- Request: In the entries below, identify every line with the string "realizzate" and copy it.

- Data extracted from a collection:
######
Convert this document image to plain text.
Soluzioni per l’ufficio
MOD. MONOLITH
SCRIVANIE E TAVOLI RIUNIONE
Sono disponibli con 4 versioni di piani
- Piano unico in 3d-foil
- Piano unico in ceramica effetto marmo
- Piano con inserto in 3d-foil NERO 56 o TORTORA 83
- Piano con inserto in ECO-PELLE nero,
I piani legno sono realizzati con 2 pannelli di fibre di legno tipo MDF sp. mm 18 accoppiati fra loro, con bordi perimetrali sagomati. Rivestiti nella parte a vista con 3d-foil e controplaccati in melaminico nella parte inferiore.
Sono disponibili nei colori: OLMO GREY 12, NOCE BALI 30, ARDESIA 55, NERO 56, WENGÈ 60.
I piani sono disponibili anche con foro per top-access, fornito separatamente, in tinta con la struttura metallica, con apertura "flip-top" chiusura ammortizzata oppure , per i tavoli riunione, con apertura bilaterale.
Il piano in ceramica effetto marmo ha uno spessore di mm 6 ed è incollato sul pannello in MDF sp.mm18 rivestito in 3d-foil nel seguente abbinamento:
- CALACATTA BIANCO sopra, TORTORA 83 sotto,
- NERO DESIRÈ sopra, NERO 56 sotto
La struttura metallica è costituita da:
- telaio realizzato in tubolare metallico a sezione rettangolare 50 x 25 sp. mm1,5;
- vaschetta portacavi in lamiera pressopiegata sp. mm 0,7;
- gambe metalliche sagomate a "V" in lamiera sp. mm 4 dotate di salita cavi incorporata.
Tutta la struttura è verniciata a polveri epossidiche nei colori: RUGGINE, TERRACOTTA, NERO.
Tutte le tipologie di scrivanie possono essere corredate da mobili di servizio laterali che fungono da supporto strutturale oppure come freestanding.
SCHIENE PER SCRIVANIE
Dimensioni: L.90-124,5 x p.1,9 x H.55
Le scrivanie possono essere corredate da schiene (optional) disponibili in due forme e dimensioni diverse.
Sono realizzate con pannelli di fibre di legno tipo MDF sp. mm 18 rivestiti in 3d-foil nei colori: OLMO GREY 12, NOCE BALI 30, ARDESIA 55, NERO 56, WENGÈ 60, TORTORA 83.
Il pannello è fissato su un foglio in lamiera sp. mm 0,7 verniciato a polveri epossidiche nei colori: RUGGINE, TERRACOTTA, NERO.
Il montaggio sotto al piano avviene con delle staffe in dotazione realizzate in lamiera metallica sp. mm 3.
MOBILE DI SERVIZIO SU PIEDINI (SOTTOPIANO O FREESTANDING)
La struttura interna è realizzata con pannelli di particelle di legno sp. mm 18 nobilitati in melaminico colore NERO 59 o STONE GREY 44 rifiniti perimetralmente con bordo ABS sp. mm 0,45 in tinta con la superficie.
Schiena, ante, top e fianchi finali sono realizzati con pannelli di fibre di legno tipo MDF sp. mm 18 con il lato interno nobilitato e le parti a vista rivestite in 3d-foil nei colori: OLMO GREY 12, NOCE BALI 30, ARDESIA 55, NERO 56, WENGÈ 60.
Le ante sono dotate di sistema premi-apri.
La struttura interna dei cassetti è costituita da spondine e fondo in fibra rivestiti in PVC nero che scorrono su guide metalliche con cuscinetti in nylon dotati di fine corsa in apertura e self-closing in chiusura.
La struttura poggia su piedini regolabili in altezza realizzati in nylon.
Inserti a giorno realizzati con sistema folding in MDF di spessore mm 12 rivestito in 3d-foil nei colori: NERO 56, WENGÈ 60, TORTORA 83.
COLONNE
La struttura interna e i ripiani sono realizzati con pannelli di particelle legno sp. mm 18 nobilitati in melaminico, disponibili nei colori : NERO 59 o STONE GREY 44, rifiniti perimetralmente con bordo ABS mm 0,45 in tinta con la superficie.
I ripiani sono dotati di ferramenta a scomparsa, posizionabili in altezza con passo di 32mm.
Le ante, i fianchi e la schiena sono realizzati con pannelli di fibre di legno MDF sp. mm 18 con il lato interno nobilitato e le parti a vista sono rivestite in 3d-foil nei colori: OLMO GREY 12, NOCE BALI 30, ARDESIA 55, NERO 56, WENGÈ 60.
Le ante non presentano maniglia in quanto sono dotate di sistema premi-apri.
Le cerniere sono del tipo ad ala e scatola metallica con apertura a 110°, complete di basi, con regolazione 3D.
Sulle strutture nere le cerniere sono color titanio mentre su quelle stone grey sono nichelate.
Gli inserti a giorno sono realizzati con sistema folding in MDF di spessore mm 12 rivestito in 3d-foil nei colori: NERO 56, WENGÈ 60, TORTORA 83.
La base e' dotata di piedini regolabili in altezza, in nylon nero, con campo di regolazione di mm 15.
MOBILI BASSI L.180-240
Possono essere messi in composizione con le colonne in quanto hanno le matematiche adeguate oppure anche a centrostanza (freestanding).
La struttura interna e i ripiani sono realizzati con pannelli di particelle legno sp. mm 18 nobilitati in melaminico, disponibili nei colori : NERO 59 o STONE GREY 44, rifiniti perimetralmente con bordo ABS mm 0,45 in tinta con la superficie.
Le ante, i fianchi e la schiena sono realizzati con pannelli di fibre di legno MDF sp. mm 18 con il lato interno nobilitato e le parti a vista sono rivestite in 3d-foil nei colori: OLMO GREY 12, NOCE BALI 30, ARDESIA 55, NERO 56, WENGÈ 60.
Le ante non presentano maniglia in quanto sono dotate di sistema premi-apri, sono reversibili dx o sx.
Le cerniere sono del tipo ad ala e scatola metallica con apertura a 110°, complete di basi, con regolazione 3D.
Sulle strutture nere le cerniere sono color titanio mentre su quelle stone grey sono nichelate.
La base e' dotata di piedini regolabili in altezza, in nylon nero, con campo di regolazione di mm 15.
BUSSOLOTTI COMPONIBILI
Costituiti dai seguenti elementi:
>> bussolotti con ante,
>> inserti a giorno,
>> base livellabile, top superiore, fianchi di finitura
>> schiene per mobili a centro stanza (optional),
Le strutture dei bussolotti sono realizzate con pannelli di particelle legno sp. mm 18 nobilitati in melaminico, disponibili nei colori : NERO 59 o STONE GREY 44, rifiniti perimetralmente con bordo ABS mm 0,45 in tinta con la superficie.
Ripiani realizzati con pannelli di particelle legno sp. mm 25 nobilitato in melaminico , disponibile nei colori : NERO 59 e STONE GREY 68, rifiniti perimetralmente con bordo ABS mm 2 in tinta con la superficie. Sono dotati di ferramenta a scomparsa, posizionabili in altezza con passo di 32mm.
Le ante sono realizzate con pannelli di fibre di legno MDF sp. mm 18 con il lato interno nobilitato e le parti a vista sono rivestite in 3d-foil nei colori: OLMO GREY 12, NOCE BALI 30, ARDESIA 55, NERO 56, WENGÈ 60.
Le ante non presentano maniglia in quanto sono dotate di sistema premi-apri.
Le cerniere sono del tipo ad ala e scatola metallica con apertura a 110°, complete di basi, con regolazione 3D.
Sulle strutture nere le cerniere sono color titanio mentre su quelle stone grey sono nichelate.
######
- The reply:
Sono realizzate con pannelli di fibre di legno tipo MDF sp. mm 18 rivestiti in 3d-foil nei colori: OLMO GREY 12, NOCE BALI 30, ARDESIA 55, NERO 56, WENGÈ 60, TORTORA 83.
Il montaggio sotto al piano avviene con delle staffe in dotazione realizzate in lamiera metallica sp. mm 3.
Le strutture dei bussolotti sono realizzate con pannelli di particelle legno sp. mm 18 nobilitati in melaminico, disponibili nei colori : NERO 59 o STONE GREY 44, rifiniti perimetralmente con bordo ABS mm 0,45 in tinta con la superficie.
Le ante sono realizzate con pannelli di fibre di legno MDF sp. mm 18 con il lato interno nobilitato e le parti a vista sono rivestite in 3d-foil nei colori: OLMO GREY 12, NOCE BALI 30, ARDESIA 55, NERO 56, WENGÈ 60.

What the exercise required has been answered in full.